* Task to complete:
Each entry below is to be extracted exactly.

[Start of Supplied records]

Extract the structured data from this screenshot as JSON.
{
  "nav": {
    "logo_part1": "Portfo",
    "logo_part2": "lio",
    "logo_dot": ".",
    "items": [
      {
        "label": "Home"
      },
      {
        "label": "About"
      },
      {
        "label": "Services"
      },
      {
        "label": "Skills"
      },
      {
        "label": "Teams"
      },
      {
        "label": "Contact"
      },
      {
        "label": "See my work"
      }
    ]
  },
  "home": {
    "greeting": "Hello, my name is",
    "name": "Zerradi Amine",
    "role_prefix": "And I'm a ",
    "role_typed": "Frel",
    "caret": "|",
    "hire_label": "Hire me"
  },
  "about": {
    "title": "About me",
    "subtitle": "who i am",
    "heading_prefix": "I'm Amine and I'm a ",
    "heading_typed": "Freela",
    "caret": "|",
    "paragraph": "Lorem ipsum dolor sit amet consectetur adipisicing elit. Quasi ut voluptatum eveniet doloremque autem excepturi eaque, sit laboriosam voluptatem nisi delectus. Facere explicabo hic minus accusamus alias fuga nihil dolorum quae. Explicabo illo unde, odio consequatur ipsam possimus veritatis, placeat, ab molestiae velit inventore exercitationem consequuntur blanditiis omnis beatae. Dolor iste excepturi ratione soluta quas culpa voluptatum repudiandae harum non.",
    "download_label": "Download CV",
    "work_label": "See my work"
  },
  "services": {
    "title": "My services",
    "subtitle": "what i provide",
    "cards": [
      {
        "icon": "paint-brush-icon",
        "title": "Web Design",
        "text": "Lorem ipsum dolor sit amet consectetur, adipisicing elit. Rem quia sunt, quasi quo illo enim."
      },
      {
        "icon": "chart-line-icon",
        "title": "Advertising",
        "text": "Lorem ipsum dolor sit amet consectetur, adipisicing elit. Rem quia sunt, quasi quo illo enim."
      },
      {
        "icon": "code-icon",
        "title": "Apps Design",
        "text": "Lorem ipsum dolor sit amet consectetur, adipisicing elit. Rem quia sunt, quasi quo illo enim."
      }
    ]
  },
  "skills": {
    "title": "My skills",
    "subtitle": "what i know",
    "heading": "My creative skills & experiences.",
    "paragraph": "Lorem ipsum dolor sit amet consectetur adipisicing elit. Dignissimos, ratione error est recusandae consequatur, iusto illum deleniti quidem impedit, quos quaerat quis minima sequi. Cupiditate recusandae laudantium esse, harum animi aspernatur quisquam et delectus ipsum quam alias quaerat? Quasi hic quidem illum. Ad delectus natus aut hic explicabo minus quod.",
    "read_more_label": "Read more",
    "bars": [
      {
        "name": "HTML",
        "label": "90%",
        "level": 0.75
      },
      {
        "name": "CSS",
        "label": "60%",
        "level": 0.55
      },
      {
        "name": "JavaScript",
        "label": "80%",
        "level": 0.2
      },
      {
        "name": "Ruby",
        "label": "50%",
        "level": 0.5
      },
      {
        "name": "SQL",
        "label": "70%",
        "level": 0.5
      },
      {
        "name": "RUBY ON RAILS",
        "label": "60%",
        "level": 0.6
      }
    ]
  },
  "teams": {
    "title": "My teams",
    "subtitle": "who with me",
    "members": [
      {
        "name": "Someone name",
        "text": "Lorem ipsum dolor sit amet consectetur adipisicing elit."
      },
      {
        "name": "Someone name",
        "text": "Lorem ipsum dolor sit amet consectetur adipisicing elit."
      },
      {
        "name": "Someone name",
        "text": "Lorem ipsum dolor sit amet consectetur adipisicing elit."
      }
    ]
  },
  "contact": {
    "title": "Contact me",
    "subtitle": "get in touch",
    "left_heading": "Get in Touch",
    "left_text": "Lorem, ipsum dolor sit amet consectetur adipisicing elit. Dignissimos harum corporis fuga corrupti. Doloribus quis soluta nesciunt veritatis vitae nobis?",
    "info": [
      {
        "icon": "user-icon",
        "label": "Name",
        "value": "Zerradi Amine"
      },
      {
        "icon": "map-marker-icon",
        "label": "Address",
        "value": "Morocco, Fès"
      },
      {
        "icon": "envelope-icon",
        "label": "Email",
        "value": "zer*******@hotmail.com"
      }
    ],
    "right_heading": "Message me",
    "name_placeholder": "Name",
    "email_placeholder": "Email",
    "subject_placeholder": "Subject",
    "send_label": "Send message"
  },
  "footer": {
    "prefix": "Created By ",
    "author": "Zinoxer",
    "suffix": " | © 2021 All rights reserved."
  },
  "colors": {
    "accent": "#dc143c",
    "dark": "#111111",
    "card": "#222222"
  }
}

[End of Supplied records]

* Answer to the problem:
Extract the structured data from this screenshot as JSON.
{
  "nav": {
    "logo_part1": "Portfo",
    "logo_part2": "lio",
    "logo_dot": ".",
    "items": [
      {
        "label": "Home"
      },
      {
        "label": "About"
      },
      {
        "label": "Services"
      },
      {
        "label": "Skills"
      },
      {
        "label": "Teams"
      },
      {
        "label": "Contact"
      },
      {
        "label": "See my work"
      }
    ]
  },
  "home": {
    "greeting": "Hello, my name is",
    "name": "Zerradi Amine",
    "role_prefix": "And I'm a ",
    "role_typed": "Frel",
    "caret": "|",
    "hire_label": "Hire me"
  },
  "about": {
    "title": "About me",
    "subtitle": "who i am",
    "heading_prefix": "I'm Amine and I'm a ",
    "heading_typed": "Freela",
    "caret": "|",
    "paragraph": "Lorem ipsum dolor sit amet consectetur adipisicing elit. Quasi ut voluptatum eveniet doloremque autem excepturi eaque, sit laboriosam voluptatem nisi delectus. Facere explicabo hic minus accusamus alias fuga nihil dolorum quae. Explicabo illo unde, odio consequatur ipsam possimus veritatis, placeat, ab molestiae velit inventore exercitationem consequuntur blanditiis omnis beatae. Dolor iste excepturi ratione soluta quas culpa voluptatum repudiandae harum non.",
    "download_label": "Download CV",
    "work_label": "See my work"
  },
  "services": {
    "title": "My services",
    "subtitle": "what i provide",
    "cards": [
      {
        "icon": "paint-brush-icon",
        "title": "Web Design",
        "text": "Lorem ipsum dolor sit amet consectetur, adipisicing elit. Rem quia sunt, quasi quo illo enim."
      },
      {
        "icon": "chart-line-icon",
        "title": "Advertising",
        "text": "Lorem ipsum dolor sit amet consectetur, adipisicing elit. Rem quia sunt, quasi quo illo enim."
      },
      {
        "icon": "code-icon",
        "title": "Apps Design",
        "text": "Lorem ipsum dolor sit amet consectetur, adipisicing elit. Rem quia sunt, quasi quo illo enim."
      }
    ]
  },
  "skills": {
    "title": "My skills",
    "subtitle": "what i know",
    "heading": "My creative skills & experiences.",
    "paragraph": "Lorem ipsum dolor sit amet consectetur adipisicing elit. Dignissimos, ratione error est recusandae consequatur, iusto illum deleniti quidem impedit, quos quaerat quis minima sequi. Cupiditate recusandae laudantium esse, harum animi aspernatur quisquam et delectus ipsum quam alias quaerat? Quasi hic quidem illum. Ad delectus natus aut hic explicabo minus quod.",
    "read_more_label": "Read more",
    "bars": [
      {
        "name": "HTML",
        "label": "90%",
        "level": 0.75
      },
      {
        "name": "CSS",
        "label": "60%",
        "level": 0.55
      },
      {
        "name": "JavaScript",
        "label": "80%",
        "level": 0.2
      },
      {
        "name": "Ruby",
        "label": "50%",
        "level": 0.5
      },
      {
        "name": "SQL",
        "label": "70%",
        "level": 0.5
      },
      {
        "name": "RUBY ON RAILS",
        "label": "60%",
        "level": 0.6
      }
    ]
  },
  "teams": {
    "title": "My teams",
    "subtitle": "who with me",
    "members": [
      {
        "name": "Someone name",
        "text": "Lorem ipsum dolor sit amet consectetur adipisicing elit."
      },
      {
        "name": "Someone name",
        "text": "Lorem ipsum dolor sit amet consectetur adipisicing elit."
      },
      {
        "name": "Someone name",
        "text": "Lorem ipsum dolor sit amet consectetur adipisicing elit."
      }
    ]
  },
  "contact": {
    "title": "Contact me",
    "subtitle": "get in touch",
    "left_heading": "Get in Touch",
    "left_text": "Lorem, ipsum dolor sit amet consectetur adipisicing elit. Dignissimos harum corporis fuga corrupti. Doloribus quis soluta nesciunt veritatis vitae nobis?",
    "info": [
      {
        "icon": "user-icon",
        "label": "Name",
        "value": "Zerradi Amine"
      },
      {
        "icon": "map-marker-icon",
        "label": "Address",
        "value": "Morocco, Fès"
      },
      {
        "icon": "envelope-icon",
        "label": "Email",
        "value": "zer*******@hotmail.com"
      }
    ],
    "right_heading": "Message me",
    "name_placeholder": "Name",
    "email_placeholder": "Email",
    "subject_placeholder": "Subject",
    "send_label": "Send message"
  },
  "footer": {
    "prefix": "Created By ",
    "author": "Zinoxer",
    "suffix": " | © 2021 All rights reserved."
  },
  "colors": {
    "accent": "#dc143c",
    "dark": "#111111",
    "card": "#222222"
  }
}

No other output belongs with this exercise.